[Rows start]

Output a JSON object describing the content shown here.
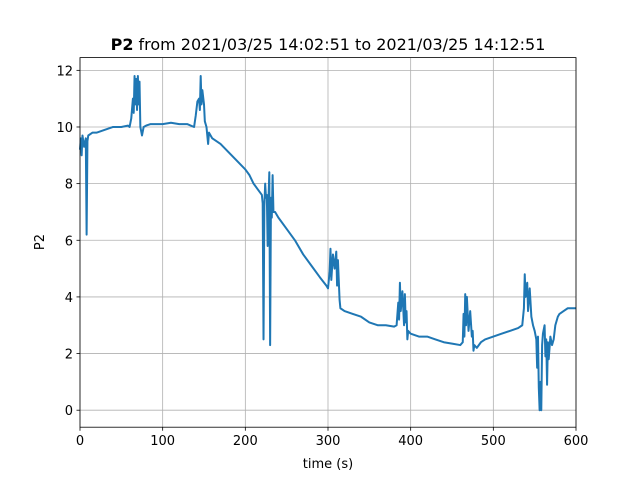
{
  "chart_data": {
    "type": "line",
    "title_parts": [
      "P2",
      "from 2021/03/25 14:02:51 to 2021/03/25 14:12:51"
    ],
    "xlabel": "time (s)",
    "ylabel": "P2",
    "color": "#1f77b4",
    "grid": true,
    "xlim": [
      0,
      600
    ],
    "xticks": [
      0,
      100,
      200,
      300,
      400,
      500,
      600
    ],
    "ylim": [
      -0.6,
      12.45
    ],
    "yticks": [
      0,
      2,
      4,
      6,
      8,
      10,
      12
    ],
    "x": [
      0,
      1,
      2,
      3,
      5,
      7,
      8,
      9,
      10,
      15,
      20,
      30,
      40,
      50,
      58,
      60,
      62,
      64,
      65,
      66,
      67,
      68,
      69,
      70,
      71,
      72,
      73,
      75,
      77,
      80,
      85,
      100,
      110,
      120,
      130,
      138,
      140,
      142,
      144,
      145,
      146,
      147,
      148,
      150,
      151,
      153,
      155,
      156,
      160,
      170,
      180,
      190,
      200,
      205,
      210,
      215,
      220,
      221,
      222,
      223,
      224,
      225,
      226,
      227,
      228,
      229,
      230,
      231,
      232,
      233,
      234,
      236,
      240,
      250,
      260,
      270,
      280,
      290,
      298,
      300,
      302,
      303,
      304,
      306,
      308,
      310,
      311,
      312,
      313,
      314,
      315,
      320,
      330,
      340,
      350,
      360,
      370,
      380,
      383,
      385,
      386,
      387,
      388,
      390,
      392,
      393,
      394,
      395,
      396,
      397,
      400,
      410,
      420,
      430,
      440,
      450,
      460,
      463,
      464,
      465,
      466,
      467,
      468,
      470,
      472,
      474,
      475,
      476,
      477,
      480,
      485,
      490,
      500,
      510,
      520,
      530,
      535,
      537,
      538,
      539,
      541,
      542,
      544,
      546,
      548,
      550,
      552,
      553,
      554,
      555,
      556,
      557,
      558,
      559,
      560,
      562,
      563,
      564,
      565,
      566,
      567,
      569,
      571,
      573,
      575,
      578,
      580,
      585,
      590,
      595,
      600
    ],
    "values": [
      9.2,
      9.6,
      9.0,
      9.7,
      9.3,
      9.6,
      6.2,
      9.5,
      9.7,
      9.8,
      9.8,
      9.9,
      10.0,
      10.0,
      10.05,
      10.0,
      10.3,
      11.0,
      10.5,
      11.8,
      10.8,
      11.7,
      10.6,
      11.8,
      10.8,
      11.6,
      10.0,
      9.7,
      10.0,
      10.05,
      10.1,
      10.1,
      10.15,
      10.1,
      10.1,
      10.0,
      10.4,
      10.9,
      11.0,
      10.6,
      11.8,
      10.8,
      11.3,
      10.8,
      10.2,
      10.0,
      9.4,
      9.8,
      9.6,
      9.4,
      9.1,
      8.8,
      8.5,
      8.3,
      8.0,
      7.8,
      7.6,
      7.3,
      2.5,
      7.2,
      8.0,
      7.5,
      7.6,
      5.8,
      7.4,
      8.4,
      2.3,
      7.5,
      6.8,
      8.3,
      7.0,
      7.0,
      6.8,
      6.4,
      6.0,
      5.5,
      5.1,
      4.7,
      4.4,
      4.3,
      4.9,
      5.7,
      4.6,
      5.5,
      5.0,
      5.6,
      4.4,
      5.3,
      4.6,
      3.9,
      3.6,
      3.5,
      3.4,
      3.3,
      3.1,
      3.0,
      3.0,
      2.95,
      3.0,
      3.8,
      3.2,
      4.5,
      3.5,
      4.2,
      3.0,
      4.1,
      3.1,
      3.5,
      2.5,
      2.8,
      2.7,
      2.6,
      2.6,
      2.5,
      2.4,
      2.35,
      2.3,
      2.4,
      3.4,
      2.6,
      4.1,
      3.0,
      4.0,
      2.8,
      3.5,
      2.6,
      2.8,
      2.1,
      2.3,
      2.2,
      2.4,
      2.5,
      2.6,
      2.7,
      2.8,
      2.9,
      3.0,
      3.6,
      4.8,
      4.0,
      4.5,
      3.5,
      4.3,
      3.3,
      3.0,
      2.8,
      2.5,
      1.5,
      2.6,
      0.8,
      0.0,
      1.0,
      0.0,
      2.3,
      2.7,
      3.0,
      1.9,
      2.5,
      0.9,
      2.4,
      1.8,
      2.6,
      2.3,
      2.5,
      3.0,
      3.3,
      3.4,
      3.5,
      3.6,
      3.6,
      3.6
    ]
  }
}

[Rows end]

**Given instruction:** Leave the images out and output the remaining material exactly as it stands.

**Response to the task:**
Output a JSON object describing the content shown here.
{
  "chart_data": {
    "type": "line",
    "title_parts": [
      "P2",
      "from 2021/03/25 14:02:51 to 2021/03/25 14:12:51"
    ],
    "xlabel": "time (s)",
    "ylabel": "P2",
    "color": "#1f77b4",
    "grid": true,
    "xlim": [
      0,
      600
    ],
    "xticks": [
      0,
      100,
      200,
      300,
      400,
      500,
      600
    ],
    "ylim": [
      -0.6,
      12.45
    ],
    "yticks": [
      0,
      2,
      4,
      6,
      8,
      10,
      12
    ],
    "x": [
      0,
      1,
      2,
      3,
      5,
      7,
      8,
      9,
      10,
      15,
      20,
      30,
      40,
      50,
      58,
      60,
      62,
      64,
      65,
      66,
      67,
      68,
      69,
      70,
      71,
      72,
      73,
      75,
      77,
      80,
      85,
      100,
      110,
      120,
      130,
      138,
      140,
      142,
      144,
      145,
      146,
      147,
      148,
      150,
      151,
      153,
      155,
      156,
      160,
      170,
      180,
      190,
      200,
      205,
      210,
      215,
      220,
      221,
      222,
      223,
      224,
      225,
      226,
      227,
      228,
      229,
      230,
      231,
      232,
      233,
      234,
      236,
      240,
      250,
      260,
      270,
      280,
      290,
      298,
      300,
      302,
      303,
      304,
      306,
      308,
      310,
      311,
      312,
      313,
      314,
      315,
      320,
      330,
      340,
      350,
      360,
      370,
      380,
      383,
      385,
      386,
      387,
      388,
      390,
      392,
      393,
      394,
      395,
      396,
      397,
      400,
      410,
      420,
      430,
      440,
      450,
      460,
      463,
      464,
      465,
      466,
      467,
      468,
      470,
      472,
      474,
      475,
      476,
      477,
      480,
      485,
      490,
      500,
      510,
      520,
      530,
      535,
      537,
      538,
      539,
      541,
      542,
      544,
      546,
      548,
      550,
      552,
      553,
      554,
      555,
      556,
      557,
      558,
      559,
      560,
      562,
      563,
      564,
      565,
      566,
      567,
      569,
      571,
      573,
      575,
      578,
      580,
      585,
      590,
      595,
      600
    ],
    "values": [
      9.2,
      9.6,
      9.0,
      9.7,
      9.3,
      9.6,
      6.2,
      9.5,
      9.7,
      9.8,
      9.8,
      9.9,
      10.0,
      10.0,
      10.05,
      10.0,
      10.3,
      11.0,
      10.5,
      11.8,
      10.8,
      11.7,
      10.6,
      11.8,
      10.8,
      11.6,
      10.0,
      9.7,
      10.0,
      10.05,
      10.1,
      10.1,
      10.15,
      10.1,
      10.1,
      10.0,
      10.4,
      10.9,
      11.0,
      10.6,
      11.8,
      10.8,
      11.3,
      10.8,
      10.2,
      10.0,
      9.4,
      9.8,
      9.6,
      9.4,
      9.1,
      8.8,
      8.5,
      8.3,
      8.0,
      7.8,
      7.6,
      7.3,
      2.5,
      7.2,
      8.0,
      7.5,
      7.6,
      5.8,
      7.4,
      8.4,
      2.3,
      7.5,
      6.8,
      8.3,
      7.0,
      7.0,
      6.8,
      6.4,
      6.0,
      5.5,
      5.1,
      4.7,
      4.4,
      4.3,
      4.9,
      5.7,
      4.6,
      5.5,
      5.0,
      5.6,
      4.4,
      5.3,
      4.6,
      3.9,
      3.6,
      3.5,
      3.4,
      3.3,
      3.1,
      3.0,
      3.0,
      2.95,
      3.0,
      3.8,
      3.2,
      4.5,
      3.5,
      4.2,
      3.0,
      4.1,
      3.1,
      3.5,
      2.5,
      2.8,
      2.7,
      2.6,
      2.6,
      2.5,
      2.4,
      2.35,
      2.3,
      2.4,
      3.4,
      2.6,
      4.1,
      3.0,
      4.0,
      2.8,
      3.5,
      2.6,
      2.8,
      2.1,
      2.3,
      2.2,
      2.4,
      2.5,
      2.6,
      2.7,
      2.8,
      2.9,
      3.0,
      3.6,
      4.8,
      4.0,
      4.5,
      3.5,
      4.3,
      3.3,
      3.0,
      2.8,
      2.5,
      1.5,
      2.6,
      0.8,
      0.0,
      1.0,
      0.0,
      2.3,
      2.7,
      3.0,
      1.9,
      2.5,
      0.9,
      2.4,
      1.8,
      2.6,
      2.3,
      2.5,
      3.0,
      3.3,
      3.4,
      3.5,
      3.6,
      3.6,
      3.6
    ]
  }
}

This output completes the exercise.